EXERCISE DIRECTIONS: Output every line below exactly.

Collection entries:

[BEGIN]

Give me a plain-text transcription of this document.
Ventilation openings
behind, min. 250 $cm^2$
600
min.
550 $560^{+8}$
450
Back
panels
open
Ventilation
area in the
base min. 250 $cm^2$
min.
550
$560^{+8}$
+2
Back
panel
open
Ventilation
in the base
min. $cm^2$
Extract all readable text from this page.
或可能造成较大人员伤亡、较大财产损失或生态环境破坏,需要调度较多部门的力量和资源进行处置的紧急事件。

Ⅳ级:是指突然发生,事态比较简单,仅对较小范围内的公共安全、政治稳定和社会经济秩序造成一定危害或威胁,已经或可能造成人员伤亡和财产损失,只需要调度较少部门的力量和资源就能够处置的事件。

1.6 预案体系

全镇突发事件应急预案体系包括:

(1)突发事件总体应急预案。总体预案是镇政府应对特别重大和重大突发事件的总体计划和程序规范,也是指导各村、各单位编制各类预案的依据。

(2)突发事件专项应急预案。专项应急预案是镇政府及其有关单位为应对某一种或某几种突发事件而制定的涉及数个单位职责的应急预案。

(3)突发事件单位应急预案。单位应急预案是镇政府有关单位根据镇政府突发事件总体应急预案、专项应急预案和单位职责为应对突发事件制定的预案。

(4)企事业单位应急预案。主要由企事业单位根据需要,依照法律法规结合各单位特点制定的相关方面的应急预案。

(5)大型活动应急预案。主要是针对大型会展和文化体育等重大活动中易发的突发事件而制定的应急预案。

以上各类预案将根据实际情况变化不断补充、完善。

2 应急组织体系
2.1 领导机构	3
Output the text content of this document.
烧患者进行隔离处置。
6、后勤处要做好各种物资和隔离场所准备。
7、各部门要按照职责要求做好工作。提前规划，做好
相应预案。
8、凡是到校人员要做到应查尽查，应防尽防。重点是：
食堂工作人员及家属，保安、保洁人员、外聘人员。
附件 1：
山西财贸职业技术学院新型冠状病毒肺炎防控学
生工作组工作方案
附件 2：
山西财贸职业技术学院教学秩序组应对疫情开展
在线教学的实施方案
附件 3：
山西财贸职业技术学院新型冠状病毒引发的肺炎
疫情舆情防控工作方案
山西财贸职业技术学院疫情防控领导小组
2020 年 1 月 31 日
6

[END]

WRITTEN RESPONSE:
Give me a plain-text transcription of this document.
Ventilation openings
behind, min. 250 $cm^2$
600
min.
550 $560^{+8}$
450
Back
panels
open
Ventilation
area in the
base min. 250 $cm^2$
min.
550
$560^{+8}$
+2
Back
panel
open
Ventilation
in the base
min. $cm^2$
Extract all readable text from this page.
或可能造成较大人员伤亡、较大财产损失或生态环境破坏,需要调度较多部门的力量和资源进行处置的紧急事件。

Ⅳ级:是指突然发生,事态比较简单,仅对较小范围内的公共安全、政治稳定和社会经济秩序造成一定危害或威胁,已经或可能造成人员伤亡和财产损失,只需要调度较少部门的力量和资源就能够处置的事件。

1.6 预案体系

全镇突发事件应急预案体系包括:

(1)突发事件总体应急预案。总体预案是镇政府应对特别重大和重大突发事件的总体计划和程序规范,也是指导各村、各单位编制各类预案的依据。

(2)突发事件专项应急预案。专项应急预案是镇政府及其有关单位为应对某一种或某几种突发事件而制定的涉及数个单位职责的应急预案。

(3)突发事件单位应急预案。单位应急预案是镇政府有关单位根据镇政府突发事件总体应急预案、专项应急预案和单位职责为应对突发事件制定的预案。

(4)企事业单位应急预案。主要由企事业单位根据需要,依照法律法规结合各单位特点制定的相关方面的应急预案。

(5)大型活动应急预案。主要是针对大型会展和文化体育等重大活动中易发的突发事件而制定的应急预案。

以上各类预案将根据实际情况变化不断补充、完善。

2 应急组织体系
2.1 领导机构	3
Output the text content of this document.
烧患者进行隔离处置。
6、后勤处要做好各种物资和隔离场所准备。
7、各部门要按照职责要求做好工作。提前规划，做好
相应预案。
8、凡是到校人员要做到应查尽查，应防尽防。重点是：
食堂工作人员及家属，保安、保洁人员、外聘人员。
附件 1：
山西财贸职业技术学院新型冠状病毒肺炎防控学
生工作组工作方案
附件 2：
山西财贸职业技术学院教学秩序组应对疫情开展
在线教学的实施方案
附件 3：
山西财贸职业技术学院新型冠状病毒引发的肺炎
疫情舆情防控工作方案
山西财贸职业技术学院疫情防控领导小组
2020 年 1 月 31 日
6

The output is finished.